YOUR TASK
Drop every picture and give the entries back exactly.
>> START EXTRACTED RECORDS
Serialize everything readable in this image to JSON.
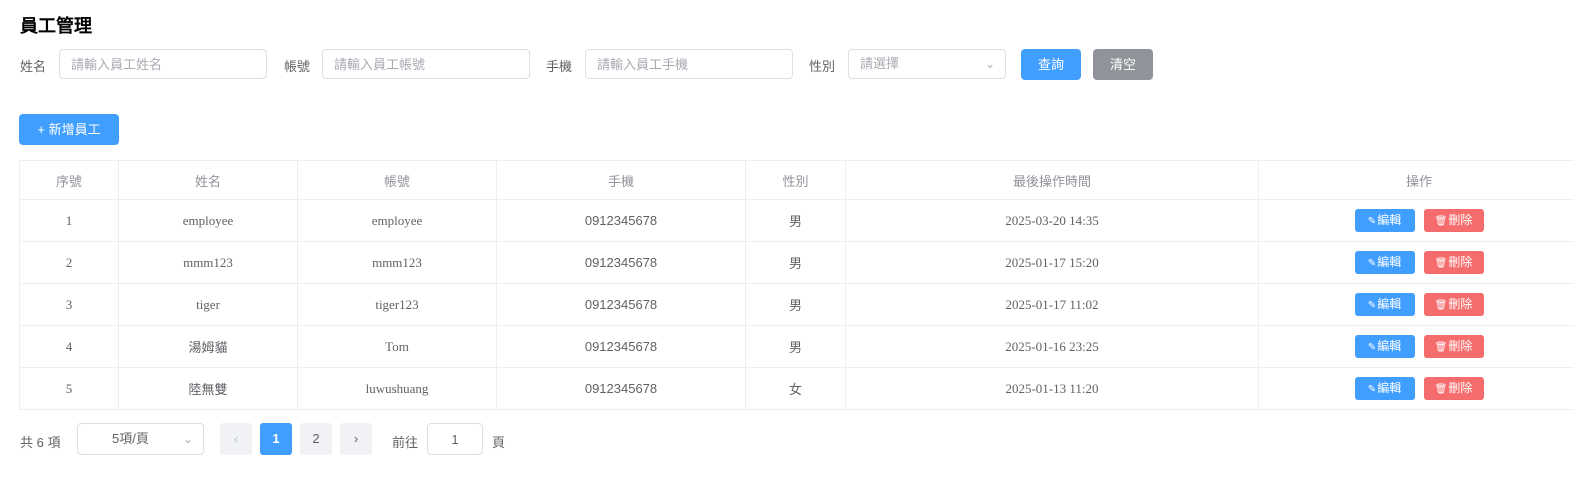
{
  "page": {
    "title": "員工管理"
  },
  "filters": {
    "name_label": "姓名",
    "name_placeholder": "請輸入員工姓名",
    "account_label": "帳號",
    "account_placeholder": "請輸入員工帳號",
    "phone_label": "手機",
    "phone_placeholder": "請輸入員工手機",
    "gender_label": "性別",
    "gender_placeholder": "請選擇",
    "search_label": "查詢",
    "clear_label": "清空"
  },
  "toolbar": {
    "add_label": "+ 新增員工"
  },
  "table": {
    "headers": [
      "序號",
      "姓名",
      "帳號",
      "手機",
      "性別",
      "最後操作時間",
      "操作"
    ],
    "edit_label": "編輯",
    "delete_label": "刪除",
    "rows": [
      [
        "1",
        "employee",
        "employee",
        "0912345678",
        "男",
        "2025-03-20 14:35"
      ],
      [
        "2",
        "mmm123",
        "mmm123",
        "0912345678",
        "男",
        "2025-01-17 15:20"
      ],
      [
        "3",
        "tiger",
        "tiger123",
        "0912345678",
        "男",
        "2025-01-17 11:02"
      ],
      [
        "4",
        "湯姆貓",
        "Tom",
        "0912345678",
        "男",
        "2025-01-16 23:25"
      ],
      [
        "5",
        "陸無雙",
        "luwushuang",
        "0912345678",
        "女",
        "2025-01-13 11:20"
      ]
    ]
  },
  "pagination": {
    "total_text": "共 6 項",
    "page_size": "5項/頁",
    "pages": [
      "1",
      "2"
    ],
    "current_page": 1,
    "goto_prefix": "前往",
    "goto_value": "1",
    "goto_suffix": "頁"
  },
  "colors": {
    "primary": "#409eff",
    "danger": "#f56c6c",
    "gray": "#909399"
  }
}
>> END EXTRACTED RECORDS
OUTPUT OF THE TASK
Serialize everything readable in this image to JSON.
{
  "page": {
    "title": "員工管理"
  },
  "filters": {
    "name_label": "姓名",
    "name_placeholder": "請輸入員工姓名",
    "account_label": "帳號",
    "account_placeholder": "請輸入員工帳號",
    "phone_label": "手機",
    "phone_placeholder": "請輸入員工手機",
    "gender_label": "性別",
    "gender_placeholder": "請選擇",
    "search_label": "查詢",
    "clear_label": "清空"
  },
  "toolbar": {
    "add_label": "+ 新增員工"
  },
  "table": {
    "headers": [
      "序號",
      "姓名",
      "帳號",
      "手機",
      "性別",
      "最後操作時間",
      "操作"
    ],
    "edit_label": "編輯",
    "delete_label": "刪除",
    "rows": [
      [
        "1",
        "employee",
        "employee",
        "0912345678",
        "男",
        "2025-03-20 14:35"
      ],
      [
        "2",
        "mmm123",
        "mmm123",
        "0912345678",
        "男",
        "2025-01-17 15:20"
      ],
      [
        "3",
        "tiger",
        "tiger123",
        "0912345678",
        "男",
        "2025-01-17 11:02"
      ],
      [
        "4",
        "湯姆貓",
        "Tom",
        "0912345678",
        "男",
        "2025-01-16 23:25"
      ],
      [
        "5",
        "陸無雙",
        "luwushuang",
        "0912345678",
        "女",
        "2025-01-13 11:20"
      ]
    ]
  },
  "pagination": {
    "total_text": "共 6 項",
    "page_size": "5項/頁",
    "pages": [
      "1",
      "2"
    ],
    "current_page": 1,
    "goto_prefix": "前往",
    "goto_value": "1",
    "goto_suffix": "頁"
  },
  "colors": {
    "primary": "#409eff",
    "danger": "#f56c6c",
    "gray": "#909399"
  }
}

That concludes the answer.